» Description of the task
Repeat all of the data precisely.

[Data shown start]

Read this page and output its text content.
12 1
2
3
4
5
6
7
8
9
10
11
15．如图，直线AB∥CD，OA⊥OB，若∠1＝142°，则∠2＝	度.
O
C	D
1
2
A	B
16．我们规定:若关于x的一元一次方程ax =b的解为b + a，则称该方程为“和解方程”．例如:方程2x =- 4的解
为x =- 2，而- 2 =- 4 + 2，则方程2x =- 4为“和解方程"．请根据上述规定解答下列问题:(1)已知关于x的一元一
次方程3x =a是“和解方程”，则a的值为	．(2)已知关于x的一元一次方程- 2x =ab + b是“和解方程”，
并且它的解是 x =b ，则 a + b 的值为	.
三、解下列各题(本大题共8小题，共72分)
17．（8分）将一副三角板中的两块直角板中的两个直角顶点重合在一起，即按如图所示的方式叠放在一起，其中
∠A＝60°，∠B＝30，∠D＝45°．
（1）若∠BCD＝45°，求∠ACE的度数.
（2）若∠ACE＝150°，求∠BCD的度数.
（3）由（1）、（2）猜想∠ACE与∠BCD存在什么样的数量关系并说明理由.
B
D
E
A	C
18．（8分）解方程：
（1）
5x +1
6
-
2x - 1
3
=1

[Data shown end]

» Result of the exercise
Read this page and output its text content.
12 1
2
3
4
5
6
7
8
9
10
11
15．如图，直线AB∥CD，OA⊥OB，若∠1＝142°，则∠2＝	度.
O
C	D
1
2
A	B
16．我们规定:若关于x的一元一次方程ax =b的解为b + a，则称该方程为“和解方程”．例如:方程2x =- 4的解
为x =- 2，而- 2 =- 4 + 2，则方程2x =- 4为“和解方程"．请根据上述规定解答下列问题:(1)已知关于x的一元一
次方程3x =a是“和解方程”，则a的值为	．(2)已知关于x的一元一次方程- 2x =ab + b是“和解方程”，
并且它的解是 x =b ，则 a + b 的值为	.
三、解下列各题(本大题共8小题，共72分)
17．（8分）将一副三角板中的两块直角板中的两个直角顶点重合在一起，即按如图所示的方式叠放在一起，其中
∠A＝60°，∠B＝30，∠D＝45°．
（1）若∠BCD＝45°，求∠ACE的度数.
（2）若∠ACE＝150°，求∠BCD的度数.
（3）由（1）、（2）猜想∠ACE与∠BCD存在什么样的数量关系并说明理由.
B
D
E
A	C
18．（8分）解方程：
（1）
5x +1
6
-
2x - 1
3
=1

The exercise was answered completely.